• [Given entries]:

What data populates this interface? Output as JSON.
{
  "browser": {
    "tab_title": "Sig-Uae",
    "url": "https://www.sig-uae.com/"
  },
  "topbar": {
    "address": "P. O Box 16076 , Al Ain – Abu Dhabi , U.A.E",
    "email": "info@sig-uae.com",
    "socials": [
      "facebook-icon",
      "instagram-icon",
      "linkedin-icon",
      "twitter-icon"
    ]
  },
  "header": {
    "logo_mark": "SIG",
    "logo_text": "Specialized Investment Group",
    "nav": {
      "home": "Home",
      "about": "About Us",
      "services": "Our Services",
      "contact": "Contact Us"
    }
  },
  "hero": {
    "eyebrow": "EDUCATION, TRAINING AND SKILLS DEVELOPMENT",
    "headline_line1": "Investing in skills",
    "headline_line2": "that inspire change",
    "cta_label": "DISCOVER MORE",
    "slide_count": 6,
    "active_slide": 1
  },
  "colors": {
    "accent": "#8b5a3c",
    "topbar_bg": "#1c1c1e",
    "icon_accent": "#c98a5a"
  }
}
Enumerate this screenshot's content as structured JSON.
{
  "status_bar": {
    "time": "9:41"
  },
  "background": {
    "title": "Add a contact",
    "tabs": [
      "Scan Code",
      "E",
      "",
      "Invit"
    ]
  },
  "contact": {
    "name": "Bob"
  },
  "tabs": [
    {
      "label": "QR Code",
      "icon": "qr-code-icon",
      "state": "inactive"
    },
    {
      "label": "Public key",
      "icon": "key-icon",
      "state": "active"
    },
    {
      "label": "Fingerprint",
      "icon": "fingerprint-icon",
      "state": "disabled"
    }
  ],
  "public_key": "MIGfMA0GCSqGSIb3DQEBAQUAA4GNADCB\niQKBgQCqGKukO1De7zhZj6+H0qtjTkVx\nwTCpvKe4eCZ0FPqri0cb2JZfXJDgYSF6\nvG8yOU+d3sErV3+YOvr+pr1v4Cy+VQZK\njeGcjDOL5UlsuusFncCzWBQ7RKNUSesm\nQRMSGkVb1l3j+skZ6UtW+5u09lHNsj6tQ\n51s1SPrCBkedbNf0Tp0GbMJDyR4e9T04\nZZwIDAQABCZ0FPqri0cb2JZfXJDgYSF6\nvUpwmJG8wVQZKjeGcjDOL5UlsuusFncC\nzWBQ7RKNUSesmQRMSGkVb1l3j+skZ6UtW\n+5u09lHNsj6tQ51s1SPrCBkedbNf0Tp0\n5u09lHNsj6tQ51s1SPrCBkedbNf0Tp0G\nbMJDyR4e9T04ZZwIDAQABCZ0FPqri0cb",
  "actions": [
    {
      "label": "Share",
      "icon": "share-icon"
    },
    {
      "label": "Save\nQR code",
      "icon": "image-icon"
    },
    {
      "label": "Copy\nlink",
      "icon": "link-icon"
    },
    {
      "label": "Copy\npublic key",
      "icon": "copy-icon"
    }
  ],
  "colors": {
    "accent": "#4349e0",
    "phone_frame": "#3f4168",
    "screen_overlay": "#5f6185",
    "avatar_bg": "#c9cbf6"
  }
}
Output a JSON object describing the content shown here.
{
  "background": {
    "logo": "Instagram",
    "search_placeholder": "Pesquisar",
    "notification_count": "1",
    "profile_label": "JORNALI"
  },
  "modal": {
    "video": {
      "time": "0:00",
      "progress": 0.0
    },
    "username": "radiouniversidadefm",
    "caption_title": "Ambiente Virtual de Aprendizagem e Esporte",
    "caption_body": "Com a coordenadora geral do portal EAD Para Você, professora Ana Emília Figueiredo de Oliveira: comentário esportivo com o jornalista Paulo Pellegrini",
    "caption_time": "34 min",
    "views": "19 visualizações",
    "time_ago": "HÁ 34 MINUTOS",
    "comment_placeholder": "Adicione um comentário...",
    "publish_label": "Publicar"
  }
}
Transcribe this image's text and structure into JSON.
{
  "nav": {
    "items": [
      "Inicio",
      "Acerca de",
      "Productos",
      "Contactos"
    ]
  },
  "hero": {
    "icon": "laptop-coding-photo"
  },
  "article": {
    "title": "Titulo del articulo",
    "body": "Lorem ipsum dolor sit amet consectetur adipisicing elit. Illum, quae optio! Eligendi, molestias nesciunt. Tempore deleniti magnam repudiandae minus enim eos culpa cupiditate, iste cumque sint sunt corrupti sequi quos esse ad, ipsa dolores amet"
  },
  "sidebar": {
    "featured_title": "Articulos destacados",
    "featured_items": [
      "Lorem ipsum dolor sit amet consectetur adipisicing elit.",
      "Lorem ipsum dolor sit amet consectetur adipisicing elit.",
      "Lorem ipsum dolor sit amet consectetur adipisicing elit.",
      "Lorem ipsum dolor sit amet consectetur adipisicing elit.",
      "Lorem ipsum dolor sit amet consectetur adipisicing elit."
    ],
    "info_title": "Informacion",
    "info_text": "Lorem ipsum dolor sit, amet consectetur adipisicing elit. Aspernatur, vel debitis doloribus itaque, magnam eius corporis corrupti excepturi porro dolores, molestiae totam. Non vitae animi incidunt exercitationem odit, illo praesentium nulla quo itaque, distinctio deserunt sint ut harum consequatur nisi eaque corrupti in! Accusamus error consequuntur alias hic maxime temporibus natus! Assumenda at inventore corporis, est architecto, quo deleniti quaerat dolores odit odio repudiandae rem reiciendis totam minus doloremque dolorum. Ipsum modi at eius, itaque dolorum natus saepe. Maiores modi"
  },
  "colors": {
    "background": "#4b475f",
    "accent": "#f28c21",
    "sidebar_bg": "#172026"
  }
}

• [Instructions for the task]:
Extract, word for word, each line of the listing above.

• [Exercise response]:
What data populates this interface? Output as JSON.
{
  "browser": {
    "tab_title": "Sig-Uae",
    "url": "https://www.sig-uae.com/"
  },
  "topbar": {
    "address": "P. O Box 16076 , Al Ain – Abu Dhabi , U.A.E",
    "email": "info@sig-uae.com",
    "socials": [
      "facebook-icon",
      "instagram-icon",
      "linkedin-icon",
      "twitter-icon"
    ]
  },
  "header": {
    "logo_mark": "SIG",
    "logo_text": "Specialized Investment Group",
    "nav": {
      "home": "Home",
      "about": "About Us",
      "services": "Our Services",
      "contact": "Contact Us"
    }
  },
  "hero": {
    "eyebrow": "EDUCATION, TRAINING AND SKILLS DEVELOPMENT",
    "headline_line1": "Investing in skills",
    "headline_line2": "that inspire change",
    "cta_label": "DISCOVER MORE",
    "slide_count": 6,
    "active_slide": 1
  },
  "colors": {
    "accent": "#8b5a3c",
    "topbar_bg": "#1c1c1e",
    "icon_accent": "#c98a5a"
  }
}
Enumerate this screenshot's content as structured JSON.
{
  "status_bar": {
    "time": "9:41"
  },
  "background": {
    "title": "Add a contact",
    "tabs": [
      "Scan Code",
      "E",
      "",
      "Invit"
    ]
  },
  "contact": {
    "name": "Bob"
  },
  "tabs": [
    {
      "label": "QR Code",
      "icon": "qr-code-icon",
      "state": "inactive"
    },
    {
      "label": "Public key",
      "icon": "key-icon",
      "state": "active"
    },
    {
      "label": "Fingerprint",
      "icon": "fingerprint-icon",
      "state": "disabled"
    }
  ],
  "public_key": "MIGfMA0GCSqGSIb3DQEBAQUAA4GNADCB\niQKBgQCqGKukO1De7zhZj6+H0qtjTkVx\nwTCpvKe4eCZ0FPqri0cb2JZfXJDgYSF6\nvG8yOU+d3sErV3+YOvr+pr1v4Cy+VQZK\njeGcjDOL5UlsuusFncCzWBQ7RKNUSesm\nQRMSGkVb1l3j+skZ6UtW+5u09lHNsj6tQ\n51s1SPrCBkedbNf0Tp0GbMJDyR4e9T04\nZZwIDAQABCZ0FPqri0cb2JZfXJDgYSF6\nvUpwmJG8wVQZKjeGcjDOL5UlsuusFncC\nzWBQ7RKNUSesmQRMSGkVb1l3j+skZ6UtW\n+5u09lHNsj6tQ51s1SPrCBkedbNf0Tp0\n5u09lHNsj6tQ51s1SPrCBkedbNf0Tp0G\nbMJDyR4e9T04ZZwIDAQABCZ0FPqri0cb",
  "actions": [
    {
      "label": "Share",
      "icon": "share-icon"
    },
    {
      "label": "Save\nQR code",
      "icon": "image-icon"
    },
    {
      "label": "Copy\nlink",
      "icon": "link-icon"
    },
    {
      "label": "Copy\npublic key",
      "icon": "copy-icon"
    }
  ],
  "colors": {
    "accent": "#4349e0",
    "phone_frame": "#3f4168",
    "screen_overlay": "#5f6185",
    "avatar_bg": "#c9cbf6"
  }
}
Output a JSON object describing the content shown here.
{
  "background": {
    "logo": "Instagram",
    "search_placeholder": "Pesquisar",
    "notification_count": "1",
    "profile_label": "JORNALI"
  },
  "modal": {
    "video": {
      "time": "0:00",
      "progress": 0.0
    },
    "username": "radiouniversidadefm",
    "caption_title": "Ambiente Virtual de Aprendizagem e Esporte",
    "caption_body": "Com a coordenadora geral do portal EAD Para Você, professora Ana Emília Figueiredo de Oliveira: comentário esportivo com o jornalista Paulo Pellegrini",
    "caption_time": "34 min",
    "views": "19 visualizações",
    "time_ago": "HÁ 34 MINUTOS",
    "comment_placeholder": "Adicione um comentário...",
    "publish_label": "Publicar"
  }
}
Transcribe this image's text and structure into JSON.
{
  "nav": {
    "items": [
      "Inicio",
      "Acerca de",
      "Productos",
      "Contactos"
    ]
  },
  "hero": {
    "icon": "laptop-coding-photo"
  },
  "article": {
    "title": "Titulo del articulo",
    "body": "Lorem ipsum dolor sit amet consectetur adipisicing elit. Illum, quae optio! Eligendi, molestias nesciunt. Tempore deleniti magnam repudiandae minus enim eos culpa cupiditate, iste cumque sint sunt corrupti sequi quos esse ad, ipsa dolores amet"
  },
  "sidebar": {
    "featured_title": "Articulos destacados",
    "featured_items": [
      "Lorem ipsum dolor sit amet consectetur adipisicing elit.",
      "Lorem ipsum dolor sit amet consectetur adipisicing elit.",
      "Lorem ipsum dolor sit amet consectetur adipisicing elit.",
      "Lorem ipsum dolor sit amet consectetur adipisicing elit.",
      "Lorem ipsum dolor sit amet consectetur adipisicing elit."
    ],
    "info_title": "Informacion",
    "info_text": "Lorem ipsum dolor sit, amet consectetur adipisicing elit. Aspernatur, vel debitis doloribus itaque, magnam eius corporis corrupti excepturi porro dolores, molestiae totam. Non vitae animi incidunt exercitationem odit, illo praesentium nulla quo itaque, distinctio deserunt sint ut harum consequatur nisi eaque corrupti in! Accusamus error consequuntur alias hic maxime temporibus natus! Assumenda at inventore corporis, est architecto, quo deleniti quaerat dolores odit odio repudiandae rem reiciendis totam minus doloremque dolorum. Ipsum modi at eius, itaque dolorum natus saepe. Maiores modi"
  },
  "colors": {
    "background": "#4b475f",
    "accent": "#f28c21",
    "sidebar_bg": "#172026"
  }
}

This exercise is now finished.